Rewrite the lines below as a numbered list, leaving out any blank lines.

== Materials provided

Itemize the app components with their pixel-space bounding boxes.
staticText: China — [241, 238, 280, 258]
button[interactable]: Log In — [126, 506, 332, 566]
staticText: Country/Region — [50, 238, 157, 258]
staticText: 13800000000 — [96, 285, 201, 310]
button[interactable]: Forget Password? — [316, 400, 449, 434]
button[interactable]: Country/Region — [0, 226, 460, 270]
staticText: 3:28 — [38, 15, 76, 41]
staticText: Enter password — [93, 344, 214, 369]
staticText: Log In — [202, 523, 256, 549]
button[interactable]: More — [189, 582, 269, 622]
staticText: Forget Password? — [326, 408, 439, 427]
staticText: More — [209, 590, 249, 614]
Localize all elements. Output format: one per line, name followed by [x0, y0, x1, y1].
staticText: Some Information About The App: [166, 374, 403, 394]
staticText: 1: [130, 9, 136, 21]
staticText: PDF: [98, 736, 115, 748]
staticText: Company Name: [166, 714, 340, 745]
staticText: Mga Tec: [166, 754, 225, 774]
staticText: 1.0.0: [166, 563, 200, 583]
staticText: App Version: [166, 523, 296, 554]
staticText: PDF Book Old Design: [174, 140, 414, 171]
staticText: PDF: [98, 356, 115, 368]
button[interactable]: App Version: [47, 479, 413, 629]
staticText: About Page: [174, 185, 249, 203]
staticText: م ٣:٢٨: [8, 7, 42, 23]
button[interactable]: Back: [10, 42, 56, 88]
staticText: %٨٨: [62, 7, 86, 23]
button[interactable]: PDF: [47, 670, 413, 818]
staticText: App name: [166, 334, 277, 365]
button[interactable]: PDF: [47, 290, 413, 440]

====

## Reply:
1. Itemize the app components with their pixel-space bounding boxes.
2. staticText: China — [241, 238, 280, 258]
3. button[interactable]: Log In — [126, 506, 332, 566]
4. staticText: Country/Region — [50, 238, 157, 258]
5. staticText: 13800000000 — [96, 285, 201, 310]
6. button[interactable]: Forget Password? — [316, 400, 449, 434]
7. button[interactable]: Country/Region — [0, 226, 460, 270]
8. staticText: 3:28 — [38, 15, 76, 41]
9. staticText: Enter password — [93, 344, 214, 369]
10. staticText: Log In — [202, 523, 256, 549]
11. button[interactable]: More — [189, 582, 269, 622]
12. staticText: Forget Password? — [326, 408, 439, 427]
13. staticText: More — [209, 590, 249, 614]
14. Localize all elements. Output format: one per line, name followed by [x0, y0, x1, y1].
15. staticText: Some Information About The App: [166, 374, 403, 394]
16. staticText: 1: [130, 9, 136, 21]
17. staticText: PDF: [98, 736, 115, 748]
18. staticText: Company Name: [166, 714, 340, 745]
19. staticText: Mga Tec: [166, 754, 225, 774]
20. staticText: 1.0.0: [166, 563, 200, 583]
21. staticText: App Version: [166, 523, 296, 554]
22. staticText: PDF Book Old Design: [174, 140, 414, 171]
23. staticText: PDF: [98, 356, 115, 368]
24. button[interactable]: App Version: [47, 479, 413, 629]
25. staticText: About Page: [174, 185, 249, 203]
26. staticText: م ٣:٢٨: [8, 7, 42, 23]
27. button[interactable]: Back: [10, 42, 56, 88]
28. staticText: %٨٨: [62, 7, 86, 23]
29. button[interactable]: PDF: [47, 670, 413, 818]
30. staticText: App name: [166, 334, 277, 365]
31. button[interactable]: PDF: [47, 290, 413, 440]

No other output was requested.